══ Supplied data

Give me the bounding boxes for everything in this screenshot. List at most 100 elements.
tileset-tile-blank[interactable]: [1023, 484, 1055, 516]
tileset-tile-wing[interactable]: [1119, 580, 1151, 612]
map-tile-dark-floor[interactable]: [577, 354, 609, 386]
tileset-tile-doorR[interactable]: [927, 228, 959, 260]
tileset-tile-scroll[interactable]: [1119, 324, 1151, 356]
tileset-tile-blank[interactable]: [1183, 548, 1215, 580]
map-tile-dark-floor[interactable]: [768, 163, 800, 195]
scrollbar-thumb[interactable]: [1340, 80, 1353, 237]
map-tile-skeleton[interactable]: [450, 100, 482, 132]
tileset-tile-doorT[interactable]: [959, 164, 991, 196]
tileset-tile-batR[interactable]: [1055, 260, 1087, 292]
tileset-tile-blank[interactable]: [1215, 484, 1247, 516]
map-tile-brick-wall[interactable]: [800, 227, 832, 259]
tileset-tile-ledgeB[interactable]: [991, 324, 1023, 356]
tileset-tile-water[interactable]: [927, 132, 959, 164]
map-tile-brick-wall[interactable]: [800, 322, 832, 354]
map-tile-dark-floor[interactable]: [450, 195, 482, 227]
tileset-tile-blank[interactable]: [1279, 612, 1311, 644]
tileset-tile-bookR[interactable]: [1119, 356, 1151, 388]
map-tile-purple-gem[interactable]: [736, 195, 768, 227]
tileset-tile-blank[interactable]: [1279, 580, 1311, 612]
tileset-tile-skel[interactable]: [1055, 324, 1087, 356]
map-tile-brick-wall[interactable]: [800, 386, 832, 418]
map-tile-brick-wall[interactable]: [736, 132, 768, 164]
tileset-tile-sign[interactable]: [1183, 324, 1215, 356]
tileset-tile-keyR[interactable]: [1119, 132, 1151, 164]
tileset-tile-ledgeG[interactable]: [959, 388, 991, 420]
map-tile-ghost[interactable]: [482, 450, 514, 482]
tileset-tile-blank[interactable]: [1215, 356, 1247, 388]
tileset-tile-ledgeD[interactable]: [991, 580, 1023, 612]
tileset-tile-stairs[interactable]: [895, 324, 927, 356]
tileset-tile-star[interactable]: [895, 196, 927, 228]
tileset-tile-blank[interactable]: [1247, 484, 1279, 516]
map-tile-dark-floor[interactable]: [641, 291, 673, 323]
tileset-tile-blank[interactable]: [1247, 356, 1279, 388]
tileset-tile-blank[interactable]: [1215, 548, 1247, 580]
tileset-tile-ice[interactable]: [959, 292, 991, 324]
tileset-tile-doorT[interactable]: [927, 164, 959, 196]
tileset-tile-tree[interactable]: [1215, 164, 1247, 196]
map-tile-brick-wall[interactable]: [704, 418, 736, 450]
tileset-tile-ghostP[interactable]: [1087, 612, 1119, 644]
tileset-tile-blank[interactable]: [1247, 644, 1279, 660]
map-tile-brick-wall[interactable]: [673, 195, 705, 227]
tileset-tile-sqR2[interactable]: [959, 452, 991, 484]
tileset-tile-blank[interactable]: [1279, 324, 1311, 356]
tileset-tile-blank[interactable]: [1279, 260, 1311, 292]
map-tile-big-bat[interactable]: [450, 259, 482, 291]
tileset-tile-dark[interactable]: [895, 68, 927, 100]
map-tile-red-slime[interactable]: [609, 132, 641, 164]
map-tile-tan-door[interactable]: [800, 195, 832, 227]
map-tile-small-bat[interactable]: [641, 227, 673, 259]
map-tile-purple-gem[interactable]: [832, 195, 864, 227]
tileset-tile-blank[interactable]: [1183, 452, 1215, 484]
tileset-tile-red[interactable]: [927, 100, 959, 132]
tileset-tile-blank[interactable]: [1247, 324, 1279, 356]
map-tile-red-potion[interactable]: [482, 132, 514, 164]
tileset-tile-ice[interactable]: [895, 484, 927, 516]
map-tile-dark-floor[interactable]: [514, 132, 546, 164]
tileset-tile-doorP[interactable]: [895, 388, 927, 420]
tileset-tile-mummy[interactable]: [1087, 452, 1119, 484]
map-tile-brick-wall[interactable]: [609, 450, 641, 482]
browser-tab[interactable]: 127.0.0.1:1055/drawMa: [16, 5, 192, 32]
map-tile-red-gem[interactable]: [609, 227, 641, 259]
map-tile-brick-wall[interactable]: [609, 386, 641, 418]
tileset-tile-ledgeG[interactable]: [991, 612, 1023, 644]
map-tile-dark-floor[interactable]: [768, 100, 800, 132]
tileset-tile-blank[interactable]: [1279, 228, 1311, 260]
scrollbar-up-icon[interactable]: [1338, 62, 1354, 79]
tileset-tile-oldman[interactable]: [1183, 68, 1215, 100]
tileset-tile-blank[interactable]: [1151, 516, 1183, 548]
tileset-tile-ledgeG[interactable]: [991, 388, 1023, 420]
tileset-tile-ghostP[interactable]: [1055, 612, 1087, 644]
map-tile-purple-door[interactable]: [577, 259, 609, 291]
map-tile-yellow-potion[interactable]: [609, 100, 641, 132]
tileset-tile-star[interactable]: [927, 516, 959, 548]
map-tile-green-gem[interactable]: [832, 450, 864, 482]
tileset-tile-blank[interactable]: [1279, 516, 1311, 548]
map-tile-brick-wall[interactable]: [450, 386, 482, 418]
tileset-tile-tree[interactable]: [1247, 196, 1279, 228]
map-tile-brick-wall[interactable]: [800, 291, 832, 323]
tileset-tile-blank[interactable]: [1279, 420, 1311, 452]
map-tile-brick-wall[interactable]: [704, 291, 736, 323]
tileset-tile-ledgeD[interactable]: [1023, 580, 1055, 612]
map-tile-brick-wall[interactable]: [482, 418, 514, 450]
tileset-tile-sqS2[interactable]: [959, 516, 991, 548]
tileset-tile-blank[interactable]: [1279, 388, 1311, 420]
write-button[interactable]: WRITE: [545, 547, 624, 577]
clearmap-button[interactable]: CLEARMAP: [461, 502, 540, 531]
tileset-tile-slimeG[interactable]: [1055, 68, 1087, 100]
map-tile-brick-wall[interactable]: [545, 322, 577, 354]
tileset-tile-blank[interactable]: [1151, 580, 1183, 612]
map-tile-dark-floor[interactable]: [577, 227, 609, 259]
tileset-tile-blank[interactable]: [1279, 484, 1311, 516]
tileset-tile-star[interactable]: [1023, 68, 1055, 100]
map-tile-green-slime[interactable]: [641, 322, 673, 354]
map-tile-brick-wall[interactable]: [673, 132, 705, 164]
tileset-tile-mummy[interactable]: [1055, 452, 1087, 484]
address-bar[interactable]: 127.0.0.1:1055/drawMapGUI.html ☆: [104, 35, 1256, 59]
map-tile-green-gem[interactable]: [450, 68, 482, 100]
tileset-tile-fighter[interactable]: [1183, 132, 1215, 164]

════

- Objective: Reproduce all of the data above verbatim, line for line.

- Solved exercise:
Give me the bounding boxes for everything in this screenshot. List at most 100 elements.
tileset-tile-blank[interactable]: [1023, 484, 1055, 516]
tileset-tile-wing[interactable]: [1119, 580, 1151, 612]
map-tile-dark-floor[interactable]: [577, 354, 609, 386]
tileset-tile-doorR[interactable]: [927, 228, 959, 260]
tileset-tile-scroll[interactable]: [1119, 324, 1151, 356]
tileset-tile-blank[interactable]: [1183, 548, 1215, 580]
map-tile-dark-floor[interactable]: [768, 163, 800, 195]
scrollbar-thumb[interactable]: [1340, 80, 1353, 237]
map-tile-skeleton[interactable]: [450, 100, 482, 132]
tileset-tile-doorT[interactable]: [959, 164, 991, 196]
tileset-tile-batR[interactable]: [1055, 260, 1087, 292]
tileset-tile-blank[interactable]: [1215, 484, 1247, 516]
map-tile-brick-wall[interactable]: [800, 227, 832, 259]
tileset-tile-ledgeB[interactable]: [991, 324, 1023, 356]
tileset-tile-water[interactable]: [927, 132, 959, 164]
map-tile-brick-wall[interactable]: [800, 322, 832, 354]
map-tile-dark-floor[interactable]: [450, 195, 482, 227]
tileset-tile-blank[interactable]: [1279, 612, 1311, 644]
tileset-tile-bookR[interactable]: [1119, 356, 1151, 388]
map-tile-purple-gem[interactable]: [736, 195, 768, 227]
tileset-tile-blank[interactable]: [1279, 580, 1311, 612]
tileset-tile-skel[interactable]: [1055, 324, 1087, 356]
map-tile-brick-wall[interactable]: [800, 386, 832, 418]
map-tile-brick-wall[interactable]: [736, 132, 768, 164]
tileset-tile-sign[interactable]: [1183, 324, 1215, 356]
tileset-tile-keyR[interactable]: [1119, 132, 1151, 164]
tileset-tile-ledgeG[interactable]: [959, 388, 991, 420]
map-tile-ghost[interactable]: [482, 450, 514, 482]
tileset-tile-blank[interactable]: [1215, 356, 1247, 388]
tileset-tile-ledgeD[interactable]: [991, 580, 1023, 612]
tileset-tile-stairs[interactable]: [895, 324, 927, 356]
tileset-tile-star[interactable]: [895, 196, 927, 228]
tileset-tile-blank[interactable]: [1247, 484, 1279, 516]
map-tile-dark-floor[interactable]: [641, 291, 673, 323]
tileset-tile-blank[interactable]: [1247, 356, 1279, 388]
tileset-tile-blank[interactable]: [1215, 548, 1247, 580]
tileset-tile-ice[interactable]: [959, 292, 991, 324]
tileset-tile-doorT[interactable]: [927, 164, 959, 196]
tileset-tile-tree[interactable]: [1215, 164, 1247, 196]
map-tile-brick-wall[interactable]: [704, 418, 736, 450]
tileset-tile-ghostP[interactable]: [1087, 612, 1119, 644]
tileset-tile-blank[interactable]: [1247, 644, 1279, 660]
map-tile-brick-wall[interactable]: [673, 195, 705, 227]
tileset-tile-sqR2[interactable]: [959, 452, 991, 484]
tileset-tile-blank[interactable]: [1279, 324, 1311, 356]
tileset-tile-blank[interactable]: [1279, 260, 1311, 292]
map-tile-big-bat[interactable]: [450, 259, 482, 291]
tileset-tile-dark[interactable]: [895, 68, 927, 100]
map-tile-red-slime[interactable]: [609, 132, 641, 164]
map-tile-tan-door[interactable]: [800, 195, 832, 227]
map-tile-small-bat[interactable]: [641, 227, 673, 259]
map-tile-purple-gem[interactable]: [832, 195, 864, 227]
tileset-tile-blank[interactable]: [1183, 452, 1215, 484]
tileset-tile-red[interactable]: [927, 100, 959, 132]
tileset-tile-blank[interactable]: [1247, 324, 1279, 356]
map-tile-red-potion[interactable]: [482, 132, 514, 164]
tileset-tile-ice[interactable]: [895, 484, 927, 516]
map-tile-dark-floor[interactable]: [514, 132, 546, 164]
tileset-tile-doorP[interactable]: [895, 388, 927, 420]
tileset-tile-mummy[interactable]: [1087, 452, 1119, 484]
map-tile-brick-wall[interactable]: [609, 450, 641, 482]
browser-tab[interactable]: 127.0.0.1:1055/drawMa: [16, 5, 192, 32]
map-tile-red-gem[interactable]: [609, 227, 641, 259]
map-tile-brick-wall[interactable]: [609, 386, 641, 418]
tileset-tile-ledgeG[interactable]: [991, 612, 1023, 644]
map-tile-dark-floor[interactable]: [768, 100, 800, 132]
tileset-tile-blank[interactable]: [1279, 228, 1311, 260]
scrollbar-up-icon[interactable]: [1338, 62, 1354, 79]
tileset-tile-oldman[interactable]: [1183, 68, 1215, 100]
tileset-tile-blank[interactable]: [1151, 516, 1183, 548]
tileset-tile-ledgeG[interactable]: [991, 388, 1023, 420]
tileset-tile-ghostP[interactable]: [1055, 612, 1087, 644]
map-tile-purple-door[interactable]: [577, 259, 609, 291]
map-tile-yellow-potion[interactable]: [609, 100, 641, 132]
tileset-tile-star[interactable]: [927, 516, 959, 548]
map-tile-green-gem[interactable]: [832, 450, 864, 482]
tileset-tile-blank[interactable]: [1279, 516, 1311, 548]
map-tile-brick-wall[interactable]: [450, 386, 482, 418]
tileset-tile-tree[interactable]: [1247, 196, 1279, 228]
map-tile-brick-wall[interactable]: [800, 291, 832, 323]
tileset-tile-blank[interactable]: [1279, 420, 1311, 452]
map-tile-brick-wall[interactable]: [704, 291, 736, 323]
tileset-tile-ledgeD[interactable]: [1023, 580, 1055, 612]
map-tile-brick-wall[interactable]: [482, 418, 514, 450]
tileset-tile-sqS2[interactable]: [959, 516, 991, 548]
tileset-tile-blank[interactable]: [1279, 388, 1311, 420]
write-button[interactable]: WRITE: [545, 547, 624, 577]
clearmap-button[interactable]: CLEARMAP: [461, 502, 540, 531]
tileset-tile-slimeG[interactable]: [1055, 68, 1087, 100]
map-tile-brick-wall[interactable]: [545, 322, 577, 354]
tileset-tile-blank[interactable]: [1151, 580, 1183, 612]
map-tile-dark-floor[interactable]: [577, 227, 609, 259]
tileset-tile-blank[interactable]: [1279, 484, 1311, 516]
tileset-tile-star[interactable]: [1023, 68, 1055, 100]
map-tile-green-slime[interactable]: [641, 322, 673, 354]
map-tile-brick-wall[interactable]: [673, 132, 705, 164]
tileset-tile-mummy[interactable]: [1055, 452, 1087, 484]
address-bar[interactable]: 127.0.0.1:1055/drawMapGUI.html ☆: [104, 35, 1256, 59]
map-tile-green-gem[interactable]: [450, 68, 482, 100]
tileset-tile-fighter[interactable]: [1183, 132, 1215, 164]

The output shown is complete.